Task description = Show all lines that include the string "text"; copy each one.

Records from a collection of figures =
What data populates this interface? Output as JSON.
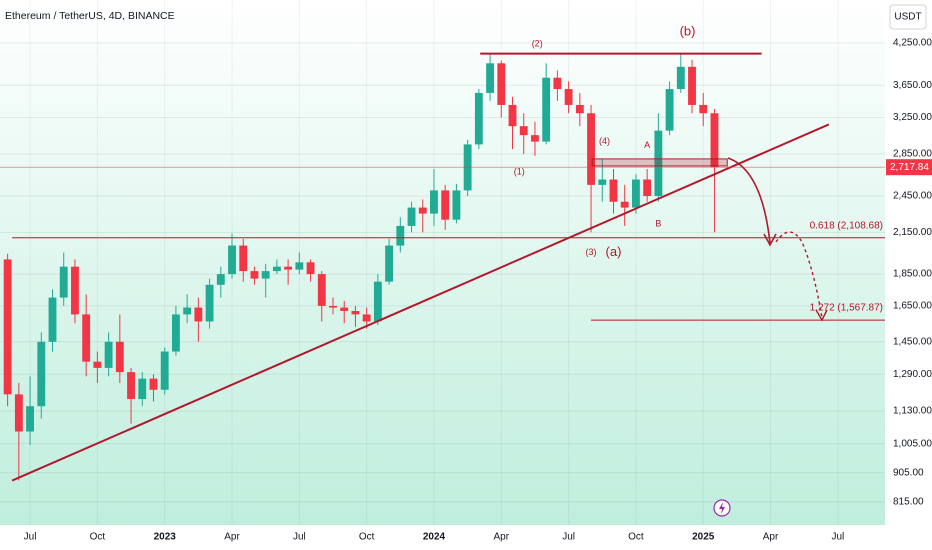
{
  "chart_data": {
    "type": "candlestick",
    "title": "Ethereum / TetherUS, 4D, BINANCE",
    "currency": "USDT",
    "log_scale": true,
    "grid": true,
    "up_color": "#22ab94",
    "down_color": "#f23645",
    "drawing_color": "#b2182b",
    "xlim": [
      -1.34,
      38.1
    ],
    "ylim": [
      750,
      4960
    ],
    "xticks": [
      {
        "value": 0,
        "label": "Jul"
      },
      {
        "value": 3,
        "label": "Oct"
      },
      {
        "value": 6,
        "label": "2023"
      },
      {
        "value": 9,
        "label": "Apr"
      },
      {
        "value": 12,
        "label": "Jul"
      },
      {
        "value": 15,
        "label": "Oct"
      },
      {
        "value": 18,
        "label": "2024"
      },
      {
        "value": 21,
        "label": "Apr"
      },
      {
        "value": 24,
        "label": "Jul"
      },
      {
        "value": 27,
        "label": "Oct"
      },
      {
        "value": 30,
        "label": "2025"
      },
      {
        "value": 33,
        "label": "Apr"
      },
      {
        "value": 36,
        "label": "Jul"
      }
    ],
    "yticks": [
      {
        "value": 815,
        "label": "815.00"
      },
      {
        "value": 905,
        "label": "905.00"
      },
      {
        "value": 1005,
        "label": "1,005.00"
      },
      {
        "value": 1130,
        "label": "1,130.00"
      },
      {
        "value": 1290,
        "label": "1,290.00"
      },
      {
        "value": 1450,
        "label": "1,450.00"
      },
      {
        "value": 1650,
        "label": "1,650.00"
      },
      {
        "value": 1850,
        "label": "1,850.00"
      },
      {
        "value": 2150,
        "label": "2,150.00"
      },
      {
        "value": 2450,
        "label": "2,450.00"
      },
      {
        "value": 2850,
        "label": "2,850.00"
      },
      {
        "value": 3250,
        "label": "3,250.00"
      },
      {
        "value": 3650,
        "label": "3,650.00"
      },
      {
        "value": 4250,
        "label": "4,250.00"
      }
    ],
    "x": [
      -1.0,
      -0.5,
      0.0,
      0.5,
      1.0,
      1.5,
      2.0,
      2.5,
      3.0,
      3.5,
      4.0,
      4.5,
      5.0,
      5.5,
      6.0,
      6.5,
      7.0,
      7.5,
      8.0,
      8.5,
      9.0,
      9.5,
      10.0,
      10.5,
      11.0,
      11.5,
      12.0,
      12.5,
      13.0,
      13.5,
      14.0,
      14.5,
      15.0,
      15.5,
      16.0,
      16.5,
      17.0,
      17.5,
      18.0,
      18.5,
      19.0,
      19.5,
      20.0,
      20.5,
      21.0,
      21.5,
      22.0,
      22.5,
      23.0,
      23.5,
      24.0,
      24.5,
      25.0,
      25.5,
      26.0,
      26.5,
      27.0,
      27.5,
      28.0,
      28.5,
      29.0,
      29.5,
      30.0,
      30.5
    ],
    "open": [
      1950,
      1200,
      1050,
      1150,
      1450,
      1700,
      1900,
      1600,
      1350,
      1320,
      1450,
      1300,
      1180,
      1270,
      1220,
      1400,
      1600,
      1640,
      1560,
      1780,
      1850,
      2050,
      1870,
      1820,
      1870,
      1900,
      1880,
      1930,
      1850,
      1650,
      1640,
      1620,
      1600,
      1560,
      1800,
      2050,
      2200,
      2350,
      2300,
      2500,
      2250,
      2500,
      2950,
      3550,
      3950,
      3400,
      3150,
      3050,
      2980,
      3750,
      3600,
      3400,
      3300,
      2550,
      2600,
      2400,
      2350,
      2600,
      2450,
      3100,
      3600,
      3900,
      3400,
      3300
    ],
    "high": [
      1990,
      1250,
      1280,
      1500,
      1750,
      2000,
      1950,
      1720,
      1400,
      1500,
      1600,
      1320,
      1300,
      1290,
      1420,
      1650,
      1720,
      1700,
      1820,
      1900,
      2140,
      2100,
      1900,
      1920,
      1950,
      1950,
      2000,
      1950,
      1870,
      1700,
      1680,
      1650,
      1640,
      1850,
      2100,
      2270,
      2400,
      2420,
      2700,
      2550,
      2560,
      3000,
      3600,
      4090,
      3990,
      3500,
      3300,
      3200,
      3950,
      3850,
      3700,
      3550,
      3400,
      2800,
      2700,
      2550,
      2650,
      2700,
      3300,
      3700,
      4100,
      4000,
      3550,
      3350
    ],
    "low": [
      1150,
      880,
      1000,
      1100,
      1400,
      1650,
      1550,
      1280,
      1250,
      1280,
      1250,
      1080,
      1150,
      1170,
      1200,
      1380,
      1550,
      1450,
      1520,
      1700,
      1820,
      1800,
      1780,
      1700,
      1850,
      1780,
      1850,
      1800,
      1560,
      1600,
      1550,
      1530,
      1520,
      1540,
      1780,
      2000,
      2150,
      2150,
      2200,
      2170,
      2220,
      2450,
      2900,
      3450,
      3250,
      2900,
      2850,
      2830,
      2950,
      3450,
      3300,
      3150,
      2150,
      2400,
      2300,
      2200,
      2300,
      2400,
      2400,
      3050,
      3550,
      3300,
      3150,
      2150
    ],
    "close": [
      1200,
      1050,
      1150,
      1450,
      1700,
      1900,
      1600,
      1350,
      1320,
      1450,
      1300,
      1180,
      1270,
      1220,
      1400,
      1600,
      1640,
      1560,
      1780,
      1850,
      2050,
      1870,
      1820,
      1870,
      1900,
      1880,
      1930,
      1850,
      1650,
      1640,
      1620,
      1600,
      1560,
      1800,
      2050,
      2200,
      2350,
      2300,
      2500,
      2250,
      2500,
      2950,
      3550,
      3950,
      3400,
      3150,
      3050,
      2980,
      3750,
      3600,
      3400,
      3300,
      2550,
      2600,
      2400,
      2350,
      2600,
      2450,
      3100,
      3600,
      3900,
      3400,
      3300,
      2717.84
    ],
    "last_price_label": "2,717.84",
    "levels": [
      {
        "value": 2108.68,
        "label": "0.618 (2,108.68)",
        "x": [
          -0.8,
          38.1
        ]
      },
      {
        "value": 1567.87,
        "label": "1.272 (1,567.87)",
        "x": [
          25.0,
          38.1
        ]
      }
    ],
    "lines": [
      {
        "x": [
          20.06,
          32.6
        ],
        "y": [
          4090,
          4090
        ]
      },
      {
        "x": [
          -0.8,
          35.6
        ],
        "y": [
          880,
          3170
        ]
      }
    ],
    "zone": {
      "x": [
        25.05,
        31.07
      ],
      "y": [
        2730,
        2800
      ]
    },
    "annotations": [
      {
        "text": "(2)",
        "x": 22.6,
        "y": 4230
      },
      {
        "text": "(b)",
        "x": 29.3,
        "y": 4420
      },
      {
        "text": "(1)",
        "x": 21.8,
        "y": 2670
      },
      {
        "text": "(4)",
        "x": 25.6,
        "y": 2980
      },
      {
        "text": "A",
        "x": 27.5,
        "y": 2935
      },
      {
        "text": "B",
        "x": 28.0,
        "y": 2215
      },
      {
        "text": "(3)",
        "x": 25.0,
        "y": 2000
      },
      {
        "text": "(a)",
        "x": 26.0,
        "y": 2000
      }
    ]
  }
}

Reply =
        "text": "(2)",
        "text": "(b)",
        "text": "(1)",
        "text": "(4)",
        "text": "A",
        "text": "B",
        "text": "(3)",
        "text": "(a)",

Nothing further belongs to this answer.